>> Begin
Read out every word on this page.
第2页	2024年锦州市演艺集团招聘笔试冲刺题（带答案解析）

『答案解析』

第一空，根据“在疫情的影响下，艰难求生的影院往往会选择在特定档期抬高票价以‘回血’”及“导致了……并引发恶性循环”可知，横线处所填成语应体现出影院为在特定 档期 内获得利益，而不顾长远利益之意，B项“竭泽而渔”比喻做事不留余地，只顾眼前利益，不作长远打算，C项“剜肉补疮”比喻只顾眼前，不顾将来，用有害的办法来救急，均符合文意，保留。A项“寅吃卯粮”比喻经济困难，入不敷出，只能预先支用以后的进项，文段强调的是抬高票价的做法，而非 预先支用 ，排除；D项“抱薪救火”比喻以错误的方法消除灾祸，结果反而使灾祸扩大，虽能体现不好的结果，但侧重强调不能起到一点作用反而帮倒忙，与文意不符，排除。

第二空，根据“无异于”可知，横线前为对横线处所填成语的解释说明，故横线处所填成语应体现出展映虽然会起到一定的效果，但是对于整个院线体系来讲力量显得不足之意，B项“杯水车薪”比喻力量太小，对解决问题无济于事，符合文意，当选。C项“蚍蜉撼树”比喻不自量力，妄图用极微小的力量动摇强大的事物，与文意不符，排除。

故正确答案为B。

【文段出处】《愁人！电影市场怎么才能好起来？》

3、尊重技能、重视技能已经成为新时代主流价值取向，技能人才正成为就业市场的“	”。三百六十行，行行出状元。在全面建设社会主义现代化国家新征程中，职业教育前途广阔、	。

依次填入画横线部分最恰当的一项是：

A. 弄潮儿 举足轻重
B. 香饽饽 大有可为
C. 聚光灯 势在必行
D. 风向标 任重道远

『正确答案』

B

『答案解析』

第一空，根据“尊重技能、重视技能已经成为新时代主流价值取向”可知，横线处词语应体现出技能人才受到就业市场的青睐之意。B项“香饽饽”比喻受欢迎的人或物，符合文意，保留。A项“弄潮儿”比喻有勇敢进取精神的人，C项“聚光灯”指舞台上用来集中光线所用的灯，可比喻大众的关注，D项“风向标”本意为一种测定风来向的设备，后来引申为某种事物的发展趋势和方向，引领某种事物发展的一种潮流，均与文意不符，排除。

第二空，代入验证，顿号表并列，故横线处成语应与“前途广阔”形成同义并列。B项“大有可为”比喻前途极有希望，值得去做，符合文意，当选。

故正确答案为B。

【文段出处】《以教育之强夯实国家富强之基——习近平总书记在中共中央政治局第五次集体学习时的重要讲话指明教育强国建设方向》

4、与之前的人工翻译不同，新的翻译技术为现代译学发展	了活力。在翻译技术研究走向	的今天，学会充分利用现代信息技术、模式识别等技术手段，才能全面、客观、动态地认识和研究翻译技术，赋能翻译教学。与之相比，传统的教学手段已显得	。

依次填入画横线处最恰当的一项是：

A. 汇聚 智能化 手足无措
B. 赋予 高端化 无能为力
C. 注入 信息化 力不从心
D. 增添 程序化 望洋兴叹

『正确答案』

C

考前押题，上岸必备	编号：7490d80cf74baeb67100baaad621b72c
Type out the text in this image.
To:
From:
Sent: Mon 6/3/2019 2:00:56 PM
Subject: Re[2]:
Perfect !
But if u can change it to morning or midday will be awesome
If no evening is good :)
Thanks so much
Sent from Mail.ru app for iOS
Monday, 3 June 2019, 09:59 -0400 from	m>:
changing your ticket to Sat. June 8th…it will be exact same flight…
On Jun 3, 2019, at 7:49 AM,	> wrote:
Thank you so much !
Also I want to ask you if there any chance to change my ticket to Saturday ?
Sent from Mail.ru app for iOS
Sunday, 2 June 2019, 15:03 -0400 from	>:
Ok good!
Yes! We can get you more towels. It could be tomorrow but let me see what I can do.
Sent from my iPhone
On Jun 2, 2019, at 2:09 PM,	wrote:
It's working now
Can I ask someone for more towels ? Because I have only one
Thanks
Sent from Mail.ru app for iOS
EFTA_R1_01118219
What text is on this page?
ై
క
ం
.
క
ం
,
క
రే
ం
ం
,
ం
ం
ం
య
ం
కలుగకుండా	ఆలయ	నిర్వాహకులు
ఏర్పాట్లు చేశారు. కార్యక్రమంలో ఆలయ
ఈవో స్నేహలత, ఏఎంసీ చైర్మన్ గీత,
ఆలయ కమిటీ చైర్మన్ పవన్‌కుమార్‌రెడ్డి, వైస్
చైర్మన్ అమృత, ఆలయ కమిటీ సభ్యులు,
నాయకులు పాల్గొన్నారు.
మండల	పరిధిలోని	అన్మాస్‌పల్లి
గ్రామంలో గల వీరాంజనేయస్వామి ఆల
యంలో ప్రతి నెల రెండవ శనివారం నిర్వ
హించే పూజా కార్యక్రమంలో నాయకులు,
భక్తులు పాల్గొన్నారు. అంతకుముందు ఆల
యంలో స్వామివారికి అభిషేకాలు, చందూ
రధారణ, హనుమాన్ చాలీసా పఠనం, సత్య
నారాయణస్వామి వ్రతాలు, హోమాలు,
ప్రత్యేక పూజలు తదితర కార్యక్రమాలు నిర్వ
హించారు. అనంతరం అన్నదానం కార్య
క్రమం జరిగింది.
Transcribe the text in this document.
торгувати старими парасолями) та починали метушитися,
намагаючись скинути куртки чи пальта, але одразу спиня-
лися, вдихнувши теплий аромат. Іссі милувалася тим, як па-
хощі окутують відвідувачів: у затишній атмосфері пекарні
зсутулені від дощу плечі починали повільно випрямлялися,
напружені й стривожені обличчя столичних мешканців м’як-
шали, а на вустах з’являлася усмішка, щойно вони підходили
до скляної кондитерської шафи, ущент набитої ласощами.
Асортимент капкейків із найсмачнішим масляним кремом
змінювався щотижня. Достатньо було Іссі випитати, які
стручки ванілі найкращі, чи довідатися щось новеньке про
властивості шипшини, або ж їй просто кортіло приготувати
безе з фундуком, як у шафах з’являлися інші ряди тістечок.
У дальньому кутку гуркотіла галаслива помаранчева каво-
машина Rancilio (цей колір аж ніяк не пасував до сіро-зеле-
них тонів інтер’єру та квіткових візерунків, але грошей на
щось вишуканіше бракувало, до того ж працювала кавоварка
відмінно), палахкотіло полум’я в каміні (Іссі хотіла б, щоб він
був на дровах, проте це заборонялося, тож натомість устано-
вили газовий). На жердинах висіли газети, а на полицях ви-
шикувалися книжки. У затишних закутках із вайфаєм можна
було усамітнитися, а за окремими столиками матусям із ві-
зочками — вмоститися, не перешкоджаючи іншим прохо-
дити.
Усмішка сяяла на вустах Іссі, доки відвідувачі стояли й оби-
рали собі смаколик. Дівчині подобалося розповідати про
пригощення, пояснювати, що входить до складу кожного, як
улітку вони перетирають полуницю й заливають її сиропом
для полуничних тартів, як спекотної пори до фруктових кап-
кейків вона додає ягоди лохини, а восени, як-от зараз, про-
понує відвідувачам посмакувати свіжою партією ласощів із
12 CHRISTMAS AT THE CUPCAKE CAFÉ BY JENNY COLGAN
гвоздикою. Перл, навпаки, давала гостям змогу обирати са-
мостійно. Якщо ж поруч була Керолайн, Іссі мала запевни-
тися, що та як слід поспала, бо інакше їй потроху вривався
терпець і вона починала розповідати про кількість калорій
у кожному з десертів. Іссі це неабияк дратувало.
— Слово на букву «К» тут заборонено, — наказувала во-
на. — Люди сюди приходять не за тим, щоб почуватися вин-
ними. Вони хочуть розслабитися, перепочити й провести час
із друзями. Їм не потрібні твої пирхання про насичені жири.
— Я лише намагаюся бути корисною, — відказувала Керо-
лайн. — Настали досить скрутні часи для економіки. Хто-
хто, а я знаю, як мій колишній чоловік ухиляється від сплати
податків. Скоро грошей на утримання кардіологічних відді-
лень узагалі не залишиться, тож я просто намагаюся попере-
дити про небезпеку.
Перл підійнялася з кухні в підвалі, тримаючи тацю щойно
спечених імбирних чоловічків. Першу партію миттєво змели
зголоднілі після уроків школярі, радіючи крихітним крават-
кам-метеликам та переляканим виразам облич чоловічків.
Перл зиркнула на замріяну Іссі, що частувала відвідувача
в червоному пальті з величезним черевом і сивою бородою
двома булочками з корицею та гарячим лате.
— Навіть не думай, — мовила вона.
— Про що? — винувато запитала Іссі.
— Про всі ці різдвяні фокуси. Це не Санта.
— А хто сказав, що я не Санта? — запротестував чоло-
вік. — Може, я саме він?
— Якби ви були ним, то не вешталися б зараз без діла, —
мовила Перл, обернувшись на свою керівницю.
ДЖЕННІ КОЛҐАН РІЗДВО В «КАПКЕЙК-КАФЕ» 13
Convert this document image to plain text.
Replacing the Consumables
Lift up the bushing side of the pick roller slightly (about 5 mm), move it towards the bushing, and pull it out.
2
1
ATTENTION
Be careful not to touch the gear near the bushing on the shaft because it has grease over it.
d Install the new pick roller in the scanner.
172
>> End
■ WHAT IS BEING ASKED: Everything from the line that contains "Convert this document image to plain text." through the end of the records must be duplicated exactly, and nothing outside that range.

■ RESULT FOR THIS EXERCISE:
Convert this document image to plain text.
Replacing the Consumables
Lift up the bushing side of the pick roller slightly (about 5 mm), move it towards the bushing, and pull it out.
2
1
ATTENTION
Be careful not to touch the gear near the bushing on the shaft because it has grease over it.
d Install the new pick roller in the scanner.
172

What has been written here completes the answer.